[Begin Input]
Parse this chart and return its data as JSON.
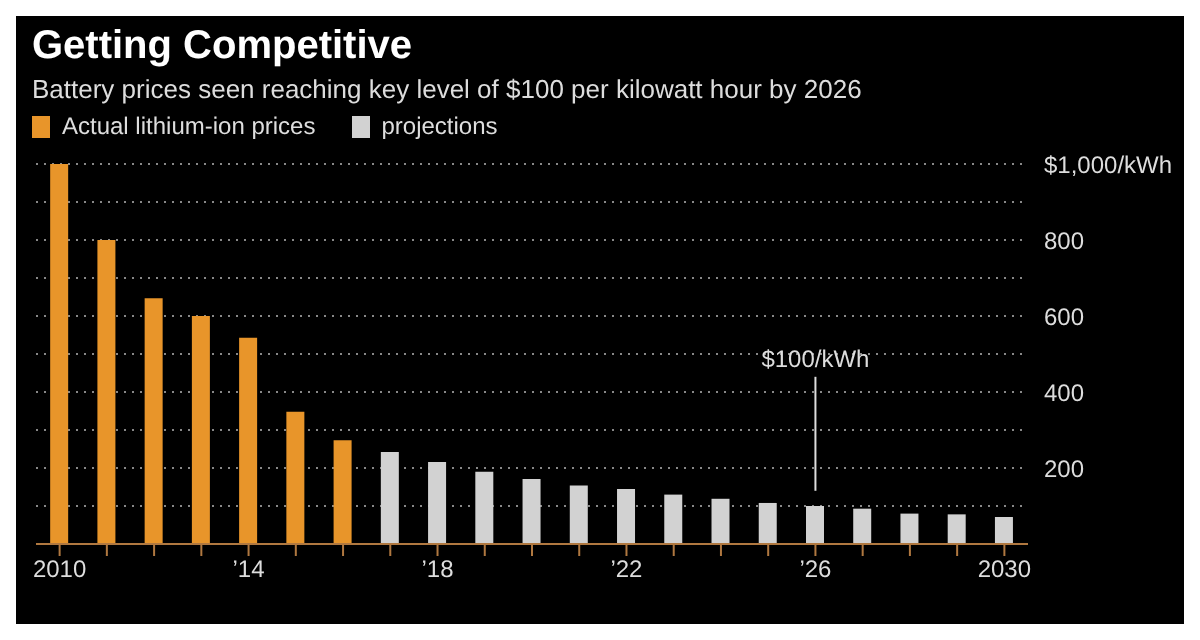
{
  "chart_data": {
    "type": "bar",
    "title": "Getting Competitive",
    "subtitle": "Battery prices seen reaching key level of $100 per kilowatt hour by 2026",
    "categories": [
      "2010",
      null,
      null,
      null,
      "’14",
      null,
      null,
      null,
      "’18",
      null,
      null,
      null,
      "’22",
      null,
      null,
      null,
      "’26",
      null,
      null,
      null,
      "2030"
    ],
    "series": [
      {
        "name": "Actual lithium-ion prices",
        "color": "#e8952a",
        "values": [
          1000,
          800,
          647,
          600,
          543,
          348,
          273,
          null,
          null,
          null,
          null,
          null,
          null,
          null,
          null,
          null,
          null,
          null,
          null,
          null,
          null
        ]
      },
      {
        "name": "projections",
        "color": "#d2d2d2",
        "values": [
          null,
          null,
          null,
          null,
          null,
          null,
          null,
          242,
          216,
          190,
          171,
          154,
          145,
          130,
          119,
          108,
          100,
          93,
          80,
          78,
          71
        ]
      }
    ],
    "ylim": [
      0,
      1000
    ],
    "yticks": [
      {
        "value": 100,
        "label": null
      },
      200,
      {
        "value": 300,
        "label": null
      },
      400,
      {
        "value": 500,
        "label": null
      },
      600,
      {
        "value": 700,
        "label": null
      },
      800,
      {
        "value": 900,
        "label": null
      },
      {
        "value": 1000,
        "label": "$1,000/kWh"
      }
    ],
    "grid": "y",
    "legend": "top left",
    "annotations": [
      {
        "text": "$100/kWh",
        "x": "’26",
        "y": 100
      }
    ]
  }
}
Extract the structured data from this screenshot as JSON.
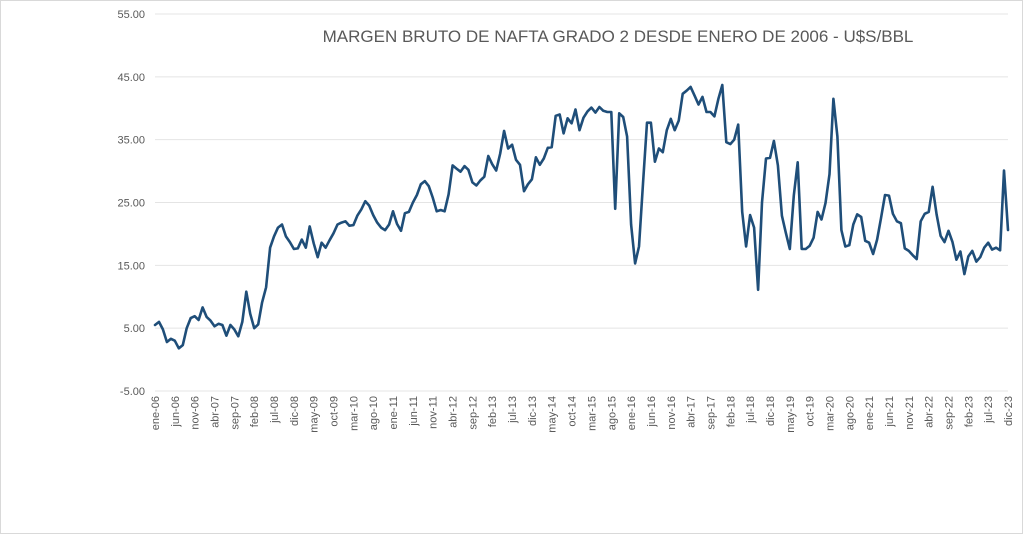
{
  "colors": {
    "series": "#1f4e79",
    "grid": "#e4e4e4",
    "text": "#595959"
  },
  "chart_data": {
    "type": "line",
    "title": "MARGEN BRUTO DE NAFTA GRADO 2 DESDE ENERO DE 2006 - U$S/BBL",
    "xlabel": "",
    "ylabel": "",
    "ylim": [
      -5,
      55
    ],
    "yticks": [
      -5,
      5,
      15,
      25,
      35,
      45,
      55
    ],
    "ytick_labels": [
      "-5.00",
      "5.00",
      "15.00",
      "25.00",
      "35.00",
      "45.00",
      "55.00"
    ],
    "grid": "horizontal",
    "legend": "none",
    "x_start": "2006-01",
    "x_end": "2023-12",
    "xtick_labels": [
      "ene-06",
      "jun-06",
      "nov-06",
      "abr-07",
      "sep-07",
      "feb-08",
      "jul-08",
      "dic-08",
      "may-09",
      "oct-09",
      "mar-10",
      "ago-10",
      "ene-11",
      "jun-11",
      "nov-11",
      "abr-12",
      "sep-12",
      "feb-13",
      "jul-13",
      "dic-13",
      "may-14",
      "oct-14",
      "mar-15",
      "ago-15",
      "ene-16",
      "jun-16",
      "nov-16",
      "abr-17",
      "sep-17",
      "feb-18",
      "jul-18",
      "dic-18",
      "may-19",
      "oct-19",
      "mar-20",
      "ago-20",
      "ene-21",
      "jun-21",
      "nov-21",
      "abr-22",
      "sep-22",
      "feb-23",
      "jul-23",
      "dic-23"
    ],
    "series": [
      {
        "values": [
          5.5,
          6.0,
          4.8,
          2.8,
          3.3,
          3.0,
          1.8,
          2.3,
          5.0,
          6.6,
          6.9,
          6.3,
          8.3,
          6.8,
          6.2,
          5.3,
          5.7,
          5.5,
          3.8,
          5.5,
          4.8,
          3.7,
          6.0,
          10.8,
          7.3,
          5.0,
          5.6,
          9.1,
          11.5,
          17.8,
          19.6,
          21.0,
          21.5,
          19.6,
          18.7,
          17.6,
          17.7,
          19.1,
          17.8,
          21.2,
          18.5,
          16.3,
          18.6,
          17.8,
          19.0,
          20.1,
          21.5,
          21.8,
          22.0,
          21.3,
          21.4,
          22.9,
          23.9,
          25.2,
          24.5,
          23.0,
          21.8,
          21.0,
          20.6,
          21.5,
          23.6,
          21.6,
          20.5,
          23.3,
          23.5,
          25.0,
          26.2,
          27.9,
          28.4,
          27.6,
          25.8,
          23.6,
          23.8,
          23.6,
          26.3,
          30.9,
          30.4,
          29.9,
          30.8,
          30.2,
          28.2,
          27.7,
          28.5,
          29.1,
          32.4,
          31.1,
          30.1,
          32.8,
          36.4,
          33.6,
          34.2,
          31.8,
          31.0,
          26.8,
          27.9,
          28.7,
          32.2,
          31.0,
          32.0,
          33.7,
          33.8,
          38.8,
          39.0,
          36.0,
          38.4,
          37.6,
          39.8,
          36.5,
          38.5,
          39.5,
          40.1,
          39.3,
          40.2,
          39.6,
          39.4,
          39.4,
          24.0,
          39.2,
          38.6,
          35.5,
          21.5,
          15.3,
          18.0,
          28.0,
          37.7,
          37.7,
          31.5,
          33.6,
          33.0,
          36.5,
          38.3,
          36.5,
          38.0,
          42.3,
          42.8,
          43.4,
          42.0,
          40.6,
          41.8,
          39.4,
          39.4,
          38.7,
          41.5,
          43.7,
          34.6,
          34.3,
          35.0,
          37.4,
          23.5,
          18.0,
          23.0,
          21.0,
          11.1,
          25.0,
          32.0,
          32.1,
          34.8,
          30.9,
          22.9,
          20.2,
          17.6,
          26.1,
          31.4,
          17.6,
          17.6,
          18.1,
          19.4,
          23.5,
          22.3,
          24.9,
          29.5,
          41.5,
          35.5,
          20.6,
          18.0,
          18.2,
          21.5,
          23.1,
          22.7,
          18.9,
          18.6,
          16.8,
          19.1,
          22.5,
          26.2,
          26.1,
          23.2,
          22.0,
          21.7,
          17.7,
          17.3,
          16.6,
          16.0,
          22.0,
          23.2,
          23.5,
          27.5,
          23.1,
          19.7,
          18.7,
          20.5,
          18.7,
          15.9,
          17.2,
          13.6,
          16.4,
          17.3,
          15.6,
          16.3,
          17.8,
          18.6,
          17.5,
          17.8,
          17.4,
          30.1,
          20.6
        ]
      }
    ]
  }
}
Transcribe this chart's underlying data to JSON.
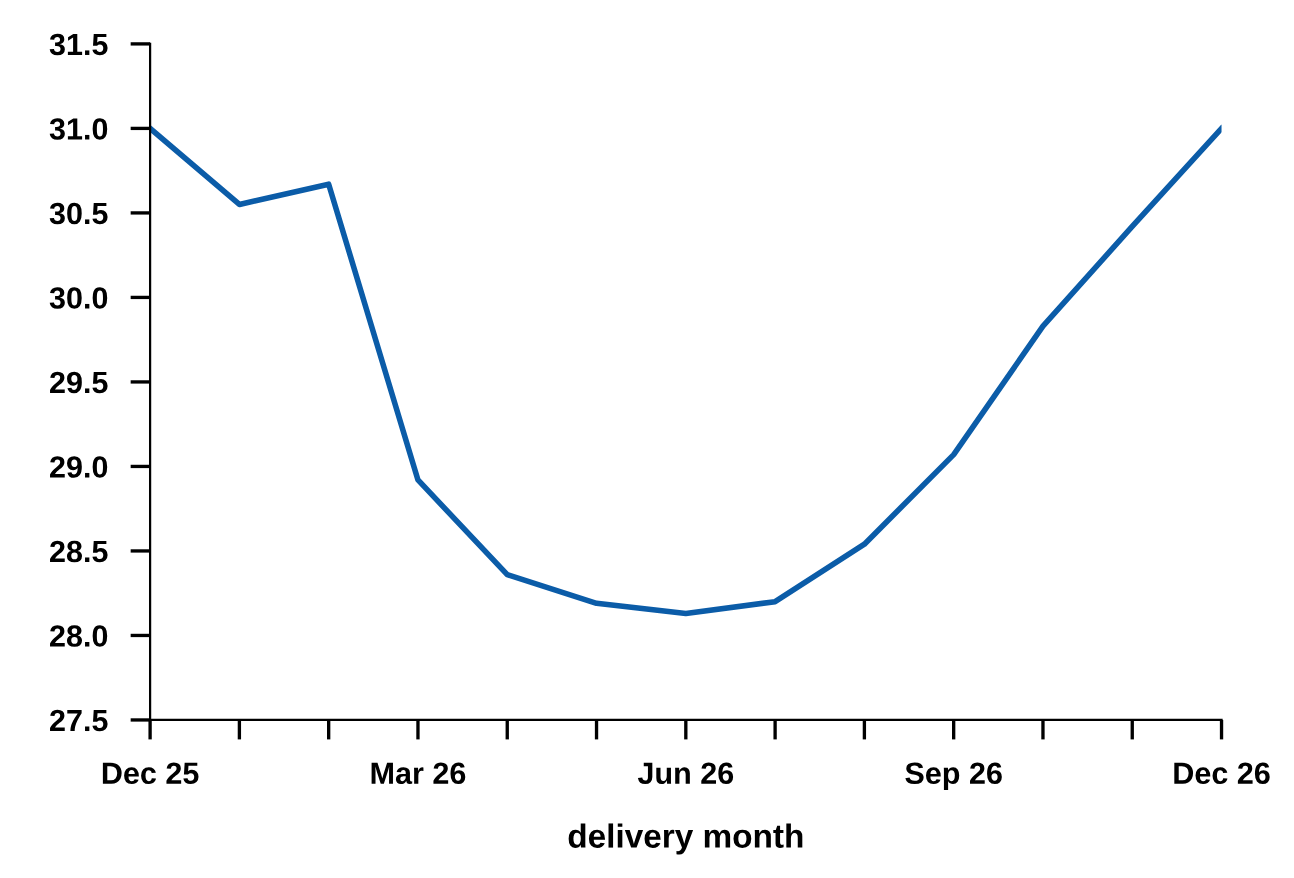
{
  "chart_data": {
    "type": "line",
    "xlabel": "delivery month",
    "categories": [
      "Dec 25",
      null,
      null,
      "Mar 26",
      null,
      null,
      "Jun 26",
      null,
      null,
      "Sep 26",
      null,
      null,
      "Dec 26"
    ],
    "series": [
      {
        "color": "#0b5ca8",
        "values": [
          31.0,
          30.55,
          30.67,
          28.92,
          28.36,
          28.19,
          28.13,
          28.2,
          28.54,
          29.07,
          29.83,
          30.42,
          31.0
        ]
      }
    ],
    "ylim": [
      27.5,
      31.5
    ],
    "yticks": [
      {
        "value": 27.5,
        "label": "27.5"
      },
      {
        "value": 28,
        "label": "28.0"
      },
      {
        "value": 28.5,
        "label": "28.5"
      },
      {
        "value": 29,
        "label": "29.0"
      },
      {
        "value": 29.5,
        "label": "29.5"
      },
      {
        "value": 30,
        "label": "30.0"
      },
      {
        "value": 30.5,
        "label": "30.5"
      },
      {
        "value": 31,
        "label": "31.0"
      },
      {
        "value": 31.5,
        "label": "31.5"
      }
    ],
    "grid": false,
    "legend": false,
    "marker": "none",
    "line_style": "solid"
  }
}
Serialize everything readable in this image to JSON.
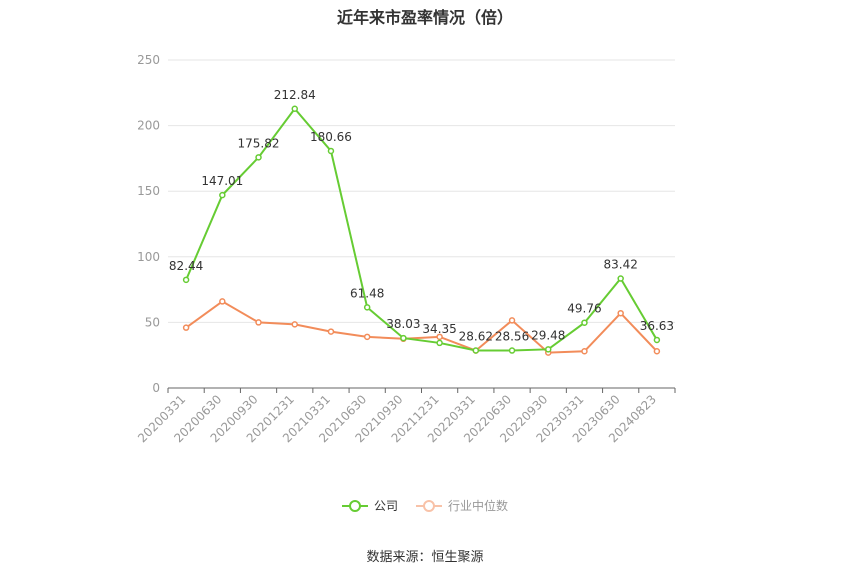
{
  "title": "近年来市盈率情况（倍）",
  "source": "数据来源：恒生聚源",
  "colors": {
    "company": "#66cc33",
    "industry": "#f28c5a",
    "grid": "#e6e6e6",
    "axis": "#999999",
    "label": "#333333"
  },
  "chart_data": {
    "type": "line",
    "categories": [
      "20200331",
      "20200630",
      "20200930",
      "20201231",
      "20210331",
      "20210630",
      "20210930",
      "20211231",
      "20220331",
      "20220630",
      "20220930",
      "20230331",
      "20230630",
      "20240823"
    ],
    "ylim": [
      0,
      250
    ],
    "yticks": [
      0,
      50,
      100,
      150,
      200,
      250
    ],
    "grid": true,
    "legend_position": "bottom",
    "series": [
      {
        "name": "公司",
        "values": [
          82.44,
          147.01,
          175.82,
          212.84,
          180.66,
          61.48,
          38.03,
          34.35,
          28.62,
          28.56,
          29.48,
          49.76,
          83.42,
          36.63
        ],
        "labels": true
      },
      {
        "name": "行业中位数",
        "values": [
          46,
          66,
          50,
          48.5,
          43,
          39,
          37.5,
          39,
          28.5,
          51.5,
          27,
          28,
          57,
          28
        ],
        "labels": false
      }
    ]
  }
}
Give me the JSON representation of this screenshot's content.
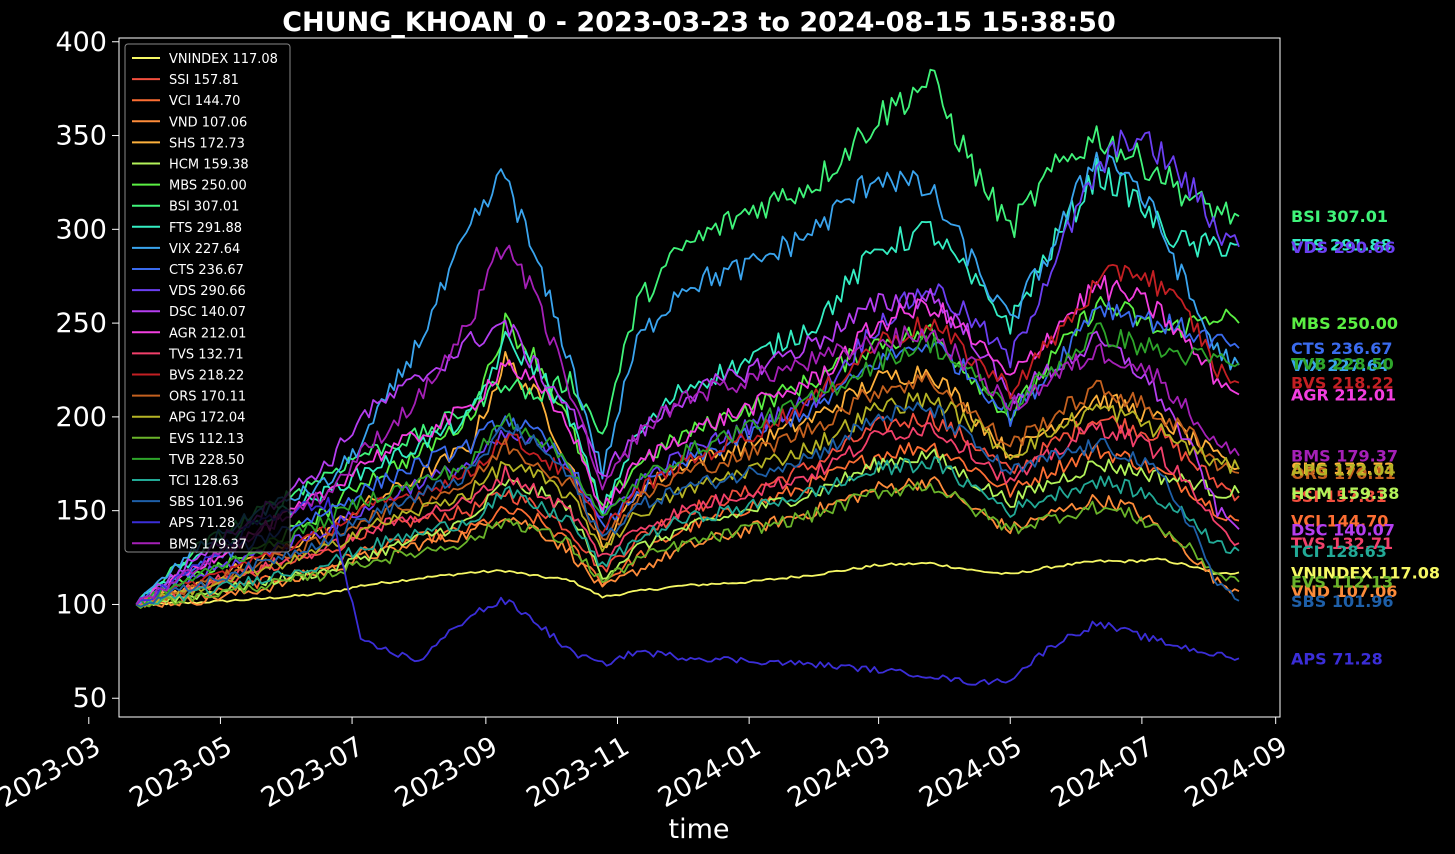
[End Input]
→ **The task**
Check each line of the records above for "grid", and copy those that have it.

→ **Answer**
    "grid": "y",
    "grid": "#e4e4e4",
    "grid": "horizontal",
    "grid": false,
    "grid": "#e6e6e6",
    "grid": true,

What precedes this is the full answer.